▶ **To do**:
Could you copy the records below word for word, beginning with their very first line and stopping after the line that contains "stamp-heading — [341, 393, 429, 407]", with that line included?

▶ **Task material**:
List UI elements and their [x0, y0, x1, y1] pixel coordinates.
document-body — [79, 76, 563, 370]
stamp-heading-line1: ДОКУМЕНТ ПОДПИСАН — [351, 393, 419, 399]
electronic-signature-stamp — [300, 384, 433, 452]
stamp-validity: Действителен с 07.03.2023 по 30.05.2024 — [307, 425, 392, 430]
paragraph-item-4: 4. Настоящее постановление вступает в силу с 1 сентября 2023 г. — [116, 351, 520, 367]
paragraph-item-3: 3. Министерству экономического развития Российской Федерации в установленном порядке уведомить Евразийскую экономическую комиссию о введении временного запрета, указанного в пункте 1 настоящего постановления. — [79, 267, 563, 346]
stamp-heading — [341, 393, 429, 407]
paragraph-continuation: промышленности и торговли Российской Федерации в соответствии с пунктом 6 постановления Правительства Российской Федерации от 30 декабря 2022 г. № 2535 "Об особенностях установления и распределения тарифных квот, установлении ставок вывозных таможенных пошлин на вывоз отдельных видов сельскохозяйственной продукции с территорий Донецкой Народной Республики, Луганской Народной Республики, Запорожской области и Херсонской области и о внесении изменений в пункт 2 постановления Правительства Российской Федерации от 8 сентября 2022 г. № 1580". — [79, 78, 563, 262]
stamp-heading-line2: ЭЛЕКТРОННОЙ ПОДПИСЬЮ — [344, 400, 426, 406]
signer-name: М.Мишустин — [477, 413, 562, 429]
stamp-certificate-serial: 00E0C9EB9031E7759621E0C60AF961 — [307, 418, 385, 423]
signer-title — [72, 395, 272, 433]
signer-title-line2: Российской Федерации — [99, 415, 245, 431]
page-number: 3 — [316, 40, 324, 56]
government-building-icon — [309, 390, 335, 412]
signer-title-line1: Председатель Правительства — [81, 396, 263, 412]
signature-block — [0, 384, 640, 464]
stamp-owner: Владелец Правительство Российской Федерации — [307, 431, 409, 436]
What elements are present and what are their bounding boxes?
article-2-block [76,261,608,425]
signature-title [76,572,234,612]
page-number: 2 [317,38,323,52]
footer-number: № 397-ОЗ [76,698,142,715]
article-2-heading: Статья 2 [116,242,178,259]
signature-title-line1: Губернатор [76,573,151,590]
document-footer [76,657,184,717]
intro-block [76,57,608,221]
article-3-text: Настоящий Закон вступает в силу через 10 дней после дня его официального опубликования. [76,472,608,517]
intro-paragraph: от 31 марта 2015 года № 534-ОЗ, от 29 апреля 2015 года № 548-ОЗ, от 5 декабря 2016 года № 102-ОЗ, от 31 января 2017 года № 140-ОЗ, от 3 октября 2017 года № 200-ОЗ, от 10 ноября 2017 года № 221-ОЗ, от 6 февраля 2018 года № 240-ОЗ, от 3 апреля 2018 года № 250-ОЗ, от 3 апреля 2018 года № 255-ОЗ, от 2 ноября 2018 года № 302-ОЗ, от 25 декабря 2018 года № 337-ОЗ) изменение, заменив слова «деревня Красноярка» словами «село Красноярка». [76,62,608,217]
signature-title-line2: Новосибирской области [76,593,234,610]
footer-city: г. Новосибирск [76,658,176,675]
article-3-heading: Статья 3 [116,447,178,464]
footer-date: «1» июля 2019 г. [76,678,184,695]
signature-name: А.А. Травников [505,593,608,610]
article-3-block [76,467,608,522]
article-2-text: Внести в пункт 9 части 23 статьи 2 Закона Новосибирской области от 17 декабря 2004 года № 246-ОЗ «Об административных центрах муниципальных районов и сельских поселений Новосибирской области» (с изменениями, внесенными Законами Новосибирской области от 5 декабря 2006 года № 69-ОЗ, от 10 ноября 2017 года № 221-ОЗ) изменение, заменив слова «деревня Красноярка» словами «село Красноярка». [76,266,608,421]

▶ **Exercise solution**:
List UI elements and their [x0, y0, x1, y1] pixel coordinates.
document-body — [79, 76, 563, 370]
stamp-heading-line1: ДОКУМЕНТ ПОДПИСАН — [351, 393, 419, 399]
electronic-signature-stamp — [300, 384, 433, 452]
stamp-validity: Действителен с 07.03.2023 по 30.05.2024 — [307, 425, 392, 430]
paragraph-item-4: 4. Настоящее постановление вступает в силу с 1 сентября 2023 г. — [116, 351, 520, 367]
paragraph-item-3: 3. Министерству экономического развития Российской Федерации в установленном порядке уведомить Евразийскую экономическую комиссию о введении временного запрета, указанного в пункте 1 настоящего постановления. — [79, 267, 563, 346]
stamp-heading — [341, 393, 429, 407]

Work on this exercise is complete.